_Task details_
Please reproduce, unchanged, the lines in the items below that begin with the line containing "candlestick [261,628,264,700]" and end with the line containing "candlestick [355,641,359,740]", including both of those lines. Output only those lines.

— BEGIN —

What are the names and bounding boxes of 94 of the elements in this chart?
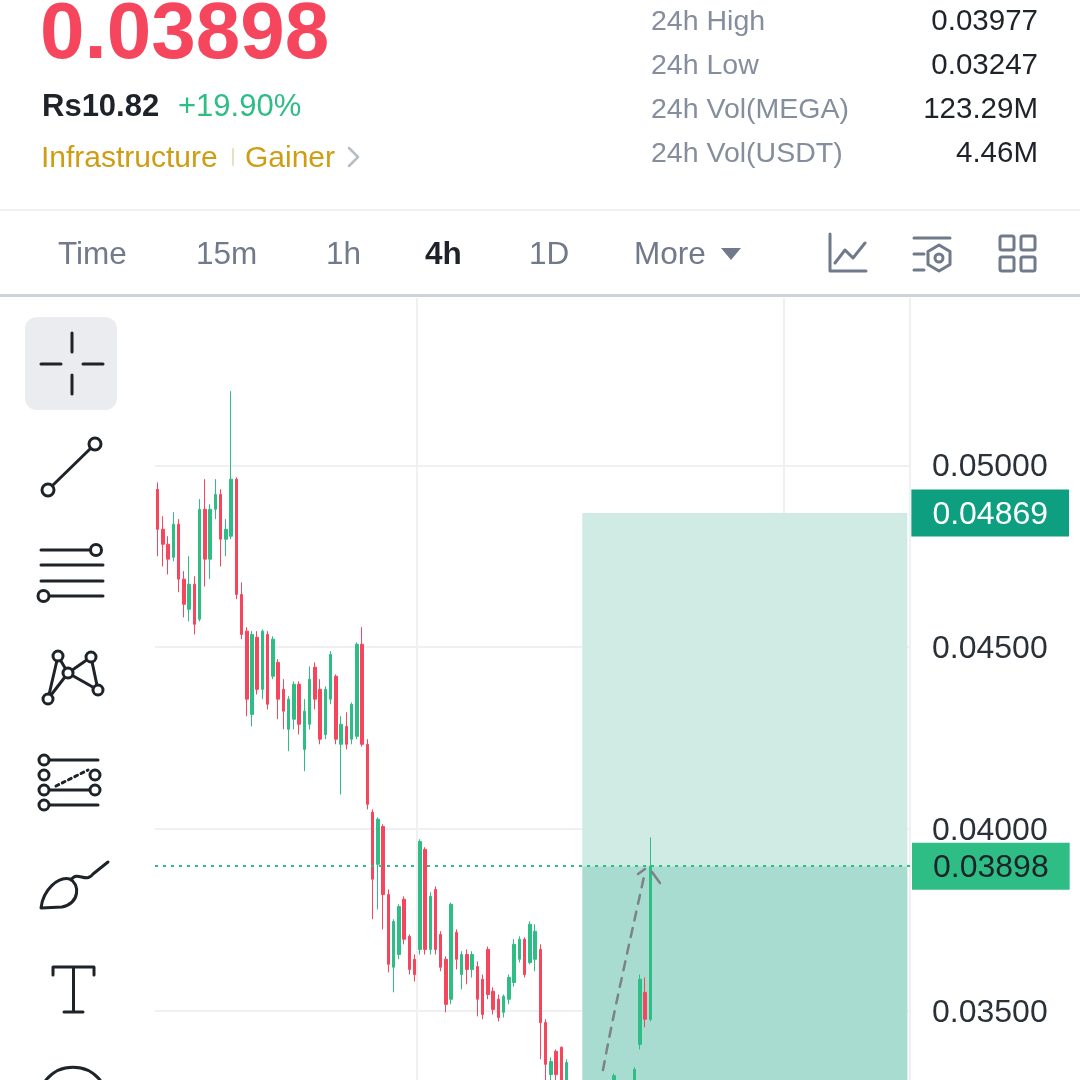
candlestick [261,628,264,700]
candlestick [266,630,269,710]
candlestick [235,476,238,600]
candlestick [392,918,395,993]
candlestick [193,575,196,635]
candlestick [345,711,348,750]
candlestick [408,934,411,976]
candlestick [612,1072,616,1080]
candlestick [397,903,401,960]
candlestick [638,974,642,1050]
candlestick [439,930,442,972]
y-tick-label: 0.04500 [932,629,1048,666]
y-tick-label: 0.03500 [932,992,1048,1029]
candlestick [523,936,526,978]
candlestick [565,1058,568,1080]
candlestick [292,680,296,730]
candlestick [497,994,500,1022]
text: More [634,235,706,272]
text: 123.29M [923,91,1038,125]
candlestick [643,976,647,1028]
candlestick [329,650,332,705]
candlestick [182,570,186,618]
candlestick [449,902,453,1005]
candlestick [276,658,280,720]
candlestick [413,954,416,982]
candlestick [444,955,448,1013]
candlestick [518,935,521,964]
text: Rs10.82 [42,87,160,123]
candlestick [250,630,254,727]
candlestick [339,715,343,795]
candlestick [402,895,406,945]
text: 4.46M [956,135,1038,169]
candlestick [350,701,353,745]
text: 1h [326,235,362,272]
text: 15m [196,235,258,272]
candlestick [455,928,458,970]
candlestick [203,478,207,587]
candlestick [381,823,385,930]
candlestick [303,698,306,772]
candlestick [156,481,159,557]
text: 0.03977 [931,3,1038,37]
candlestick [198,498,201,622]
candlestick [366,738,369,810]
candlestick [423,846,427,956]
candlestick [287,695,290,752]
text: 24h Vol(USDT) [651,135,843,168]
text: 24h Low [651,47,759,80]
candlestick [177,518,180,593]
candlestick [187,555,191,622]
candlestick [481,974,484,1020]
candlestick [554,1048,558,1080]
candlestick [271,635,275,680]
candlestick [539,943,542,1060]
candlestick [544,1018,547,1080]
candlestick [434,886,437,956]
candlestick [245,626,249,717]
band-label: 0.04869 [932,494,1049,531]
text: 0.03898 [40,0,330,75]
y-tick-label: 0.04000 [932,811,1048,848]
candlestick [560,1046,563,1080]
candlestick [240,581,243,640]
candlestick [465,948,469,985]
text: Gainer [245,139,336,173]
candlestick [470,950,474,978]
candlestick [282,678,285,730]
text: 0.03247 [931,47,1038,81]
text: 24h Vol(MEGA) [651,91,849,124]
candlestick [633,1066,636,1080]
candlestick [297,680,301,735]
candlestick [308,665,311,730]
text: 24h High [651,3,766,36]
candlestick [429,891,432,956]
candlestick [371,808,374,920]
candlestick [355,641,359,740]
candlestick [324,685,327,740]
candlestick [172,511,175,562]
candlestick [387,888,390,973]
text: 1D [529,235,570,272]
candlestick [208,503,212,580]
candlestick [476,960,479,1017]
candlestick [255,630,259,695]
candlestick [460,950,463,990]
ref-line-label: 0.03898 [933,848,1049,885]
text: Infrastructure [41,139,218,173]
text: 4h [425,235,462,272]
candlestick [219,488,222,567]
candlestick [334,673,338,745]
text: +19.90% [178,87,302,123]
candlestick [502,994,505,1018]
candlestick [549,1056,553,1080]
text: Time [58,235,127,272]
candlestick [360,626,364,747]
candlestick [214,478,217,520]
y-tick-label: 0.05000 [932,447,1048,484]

— END —
— BEGIN —

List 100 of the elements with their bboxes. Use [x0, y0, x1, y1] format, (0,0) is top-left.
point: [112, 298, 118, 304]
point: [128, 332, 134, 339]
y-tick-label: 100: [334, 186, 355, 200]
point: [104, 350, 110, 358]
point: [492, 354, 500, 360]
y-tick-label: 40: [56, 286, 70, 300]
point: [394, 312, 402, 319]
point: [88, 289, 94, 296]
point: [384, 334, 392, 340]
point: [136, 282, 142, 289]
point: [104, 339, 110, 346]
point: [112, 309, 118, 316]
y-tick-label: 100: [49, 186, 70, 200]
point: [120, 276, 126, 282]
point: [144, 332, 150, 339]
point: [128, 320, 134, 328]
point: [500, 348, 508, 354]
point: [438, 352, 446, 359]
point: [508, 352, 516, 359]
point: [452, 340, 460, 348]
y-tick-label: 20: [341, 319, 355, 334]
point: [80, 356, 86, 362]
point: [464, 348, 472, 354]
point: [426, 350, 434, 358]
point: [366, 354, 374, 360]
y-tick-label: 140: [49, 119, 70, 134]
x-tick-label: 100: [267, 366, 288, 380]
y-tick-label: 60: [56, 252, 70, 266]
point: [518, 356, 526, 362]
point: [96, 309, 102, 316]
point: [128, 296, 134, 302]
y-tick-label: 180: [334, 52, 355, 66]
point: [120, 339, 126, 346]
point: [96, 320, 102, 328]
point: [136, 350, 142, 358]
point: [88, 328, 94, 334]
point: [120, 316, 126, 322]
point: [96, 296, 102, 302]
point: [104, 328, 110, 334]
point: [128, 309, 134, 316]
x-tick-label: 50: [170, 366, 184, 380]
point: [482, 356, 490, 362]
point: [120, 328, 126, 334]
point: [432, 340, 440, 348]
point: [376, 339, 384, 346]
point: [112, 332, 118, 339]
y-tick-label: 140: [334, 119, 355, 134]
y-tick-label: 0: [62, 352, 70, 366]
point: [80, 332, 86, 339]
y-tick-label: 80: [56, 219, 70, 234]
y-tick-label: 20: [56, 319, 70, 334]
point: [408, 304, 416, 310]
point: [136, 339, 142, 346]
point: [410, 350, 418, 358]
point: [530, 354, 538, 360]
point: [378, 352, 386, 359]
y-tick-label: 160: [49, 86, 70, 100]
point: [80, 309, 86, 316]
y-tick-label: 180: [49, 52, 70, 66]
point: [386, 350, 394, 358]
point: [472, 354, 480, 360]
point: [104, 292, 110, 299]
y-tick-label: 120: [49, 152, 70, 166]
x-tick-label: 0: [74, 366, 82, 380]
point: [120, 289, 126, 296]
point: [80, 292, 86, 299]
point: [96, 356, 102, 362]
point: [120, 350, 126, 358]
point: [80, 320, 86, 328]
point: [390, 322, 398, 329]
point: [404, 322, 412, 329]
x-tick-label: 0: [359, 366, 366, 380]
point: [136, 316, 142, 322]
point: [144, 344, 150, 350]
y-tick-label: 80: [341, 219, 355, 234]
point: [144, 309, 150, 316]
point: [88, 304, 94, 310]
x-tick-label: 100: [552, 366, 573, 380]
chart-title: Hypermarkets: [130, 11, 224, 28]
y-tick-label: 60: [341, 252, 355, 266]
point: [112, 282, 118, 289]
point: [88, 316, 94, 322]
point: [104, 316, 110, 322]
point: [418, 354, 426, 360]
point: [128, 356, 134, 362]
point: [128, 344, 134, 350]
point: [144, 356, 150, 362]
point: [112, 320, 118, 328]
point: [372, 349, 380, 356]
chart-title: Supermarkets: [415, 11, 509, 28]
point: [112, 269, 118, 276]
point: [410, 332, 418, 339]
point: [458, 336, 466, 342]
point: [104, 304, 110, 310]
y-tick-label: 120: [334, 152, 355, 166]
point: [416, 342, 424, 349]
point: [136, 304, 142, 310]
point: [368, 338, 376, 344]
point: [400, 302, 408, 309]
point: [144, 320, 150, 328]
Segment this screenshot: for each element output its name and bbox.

— END —

_Worked solution_
candlestick [261,628,264,700]
candlestick [266,630,269,710]
candlestick [235,476,238,600]
candlestick [392,918,395,993]
candlestick [193,575,196,635]
candlestick [345,711,348,750]
candlestick [408,934,411,976]
candlestick [612,1072,616,1080]
candlestick [397,903,401,960]
candlestick [638,974,642,1050]
candlestick [439,930,442,972]
y-tick-label: 0.04500 [932,629,1048,666]
y-tick-label: 0.03500 [932,992,1048,1029]
candlestick [523,936,526,978]
candlestick [565,1058,568,1080]
candlestick [292,680,296,730]
candlestick [497,994,500,1022]
text: More [634,235,706,272]
text: 123.29M [923,91,1038,125]
candlestick [643,976,647,1028]
candlestick [329,650,332,705]
candlestick [182,570,186,618]
candlestick [449,902,453,1005]
candlestick [276,658,280,720]
candlestick [413,954,416,982]
candlestick [444,955,448,1013]
candlestick [518,935,521,964]
text: Rs10.82 [42,87,160,123]
candlestick [250,630,254,727]
candlestick [339,715,343,795]
candlestick [402,895,406,945]
text: 4.46M [956,135,1038,169]
candlestick [350,701,353,745]
text: 1h [326,235,362,272]
text: 15m [196,235,258,272]
candlestick [455,928,458,970]
candlestick [203,478,207,587]
candlestick [381,823,385,930]
candlestick [303,698,306,772]
candlestick [156,481,159,557]
text: 0.03977 [931,3,1038,37]
candlestick [198,498,201,622]
candlestick [366,738,369,810]
candlestick [423,846,427,956]
candlestick [287,695,290,752]
text: 24h Vol(USDT) [651,135,843,168]
text: 24h Low [651,47,759,80]
candlestick [177,518,180,593]
candlestick [187,555,191,622]
candlestick [481,974,484,1020]
candlestick [554,1048,558,1080]
candlestick [271,635,275,680]
candlestick [539,943,542,1060]
candlestick [544,1018,547,1080]
candlestick [434,886,437,956]
candlestick [245,626,249,717]
band-label: 0.04869 [932,494,1049,531]
text: 0.03898 [40,0,330,75]
y-tick-label: 0.04000 [932,811,1048,848]
candlestick [560,1046,563,1080]
candlestick [240,581,243,640]
candlestick [465,948,469,985]
text: Gainer [245,139,336,173]
candlestick [470,950,474,978]
candlestick [282,678,285,730]
text: 0.03247 [931,47,1038,81]
text: 24h Vol(MEGA) [651,91,849,124]
candlestick [633,1066,636,1080]
candlestick [297,680,301,735]
candlestick [308,665,311,730]
text: 24h High [651,3,766,36]
candlestick [429,891,432,956]
candlestick [371,808,374,920]
candlestick [355,641,359,740]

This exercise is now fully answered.